[Dataset items]
==================================================

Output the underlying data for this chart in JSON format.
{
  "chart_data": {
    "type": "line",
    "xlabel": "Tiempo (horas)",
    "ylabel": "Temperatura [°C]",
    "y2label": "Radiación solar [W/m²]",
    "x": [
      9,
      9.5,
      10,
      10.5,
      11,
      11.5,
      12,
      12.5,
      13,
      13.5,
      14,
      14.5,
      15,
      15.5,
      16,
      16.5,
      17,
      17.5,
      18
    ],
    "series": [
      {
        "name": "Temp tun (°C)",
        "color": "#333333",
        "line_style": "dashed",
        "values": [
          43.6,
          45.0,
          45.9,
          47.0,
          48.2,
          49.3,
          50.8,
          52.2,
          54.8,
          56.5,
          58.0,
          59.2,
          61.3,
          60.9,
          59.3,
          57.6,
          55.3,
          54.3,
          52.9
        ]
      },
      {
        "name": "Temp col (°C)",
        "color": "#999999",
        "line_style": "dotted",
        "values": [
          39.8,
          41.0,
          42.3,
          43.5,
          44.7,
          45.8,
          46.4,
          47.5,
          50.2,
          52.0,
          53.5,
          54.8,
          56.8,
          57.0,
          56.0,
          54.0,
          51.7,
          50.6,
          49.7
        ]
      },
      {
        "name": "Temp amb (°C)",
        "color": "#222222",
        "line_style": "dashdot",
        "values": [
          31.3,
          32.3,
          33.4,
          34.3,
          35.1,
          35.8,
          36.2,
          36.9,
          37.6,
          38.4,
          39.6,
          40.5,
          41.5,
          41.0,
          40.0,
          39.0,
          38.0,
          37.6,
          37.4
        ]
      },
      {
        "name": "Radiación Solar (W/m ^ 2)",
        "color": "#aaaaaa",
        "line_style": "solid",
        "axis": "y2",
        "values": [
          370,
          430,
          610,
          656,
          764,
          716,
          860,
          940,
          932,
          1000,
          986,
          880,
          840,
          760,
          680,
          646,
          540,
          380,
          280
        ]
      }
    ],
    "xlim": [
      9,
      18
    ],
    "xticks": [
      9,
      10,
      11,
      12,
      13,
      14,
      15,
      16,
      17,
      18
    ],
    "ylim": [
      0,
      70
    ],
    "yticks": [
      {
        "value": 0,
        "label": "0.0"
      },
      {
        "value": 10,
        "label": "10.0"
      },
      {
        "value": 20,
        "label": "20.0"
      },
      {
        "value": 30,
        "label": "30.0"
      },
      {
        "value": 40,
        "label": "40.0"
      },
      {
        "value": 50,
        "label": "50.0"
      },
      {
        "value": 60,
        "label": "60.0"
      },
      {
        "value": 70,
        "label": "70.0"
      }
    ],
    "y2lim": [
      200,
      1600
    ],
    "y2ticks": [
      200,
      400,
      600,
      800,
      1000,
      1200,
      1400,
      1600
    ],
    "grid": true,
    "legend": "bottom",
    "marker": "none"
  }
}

==================================================

## STATED TASK
All of the records must be retyped exactly as they are.

## CORRECT RESULT
Output the underlying data for this chart in JSON format.
{
  "chart_data": {
    "type": "line",
    "xlabel": "Tiempo (horas)",
    "ylabel": "Temperatura [°C]",
    "y2label": "Radiación solar [W/m²]",
    "x": [
      9,
      9.5,
      10,
      10.5,
      11,
      11.5,
      12,
      12.5,
      13,
      13.5,
      14,
      14.5,
      15,
      15.5,
      16,
      16.5,
      17,
      17.5,
      18
    ],
    "series": [
      {
        "name": "Temp tun (°C)",
        "color": "#333333",
        "line_style": "dashed",
        "values": [
          43.6,
          45.0,
          45.9,
          47.0,
          48.2,
          49.3,
          50.8,
          52.2,
          54.8,
          56.5,
          58.0,
          59.2,
          61.3,
          60.9,
          59.3,
          57.6,
          55.3,
          54.3,
          52.9
        ]
      },
      {
        "name": "Temp col (°C)",
        "color": "#999999",
        "line_style": "dotted",
        "values": [
          39.8,
          41.0,
          42.3,
          43.5,
          44.7,
          45.8,
          46.4,
          47.5,
          50.2,
          52.0,
          53.5,
          54.8,
          56.8,
          57.0,
          56.0,
          54.0,
          51.7,
          50.6,
          49.7
        ]
      },
      {
        "name": "Temp amb (°C)",
        "color": "#222222",
        "line_style": "dashdot",
        "values": [
          31.3,
          32.3,
          33.4,
          34.3,
          35.1,
          35.8,
          36.2,
          36.9,
          37.6,
          38.4,
          39.6,
          40.5,
          41.5,
          41.0,
          40.0,
          39.0,
          38.0,
          37.6,
          37.4
        ]
      },
      {
        "name": "Radiación Solar (W/m ^ 2)",
        "color": "#aaaaaa",
        "line_style": "solid",
        "axis": "y2",
        "values": [
          370,
          430,
          610,
          656,
          764,
          716,
          860,
          940,
          932,
          1000,
          986,
          880,
          840,
          760,
          680,
          646,
          540,
          380,
          280
        ]
      }
    ],
    "xlim": [
      9,
      18
    ],
    "xticks": [
      9,
      10,
      11,
      12,
      13,
      14,
      15,
      16,
      17,
      18
    ],
    "ylim": [
      0,
      70
    ],
    "yticks": [
      {
        "value": 0,
        "label": "0.0"
      },
      {
        "value": 10,
        "label": "10.0"
      },
      {
        "value": 20,
        "label": "20.0"
      },
      {
        "value": 30,
        "label": "30.0"
      },
      {
        "value": 40,
        "label": "40.0"
      },
      {
        "value": 50,
        "label": "50.0"
      },
      {
        "value": 60,
        "label": "60.0"
      },
      {
        "value": 70,
        "label": "70.0"
      }
    ],
    "y2lim": [
      200,
      1600
    ],
    "y2ticks": [
      200,
      400,
      600,
      800,
      1000,
      1200,
      1400,
      1600
    ],
    "grid": true,
    "legend": "bottom",
    "marker": "none"
  }
}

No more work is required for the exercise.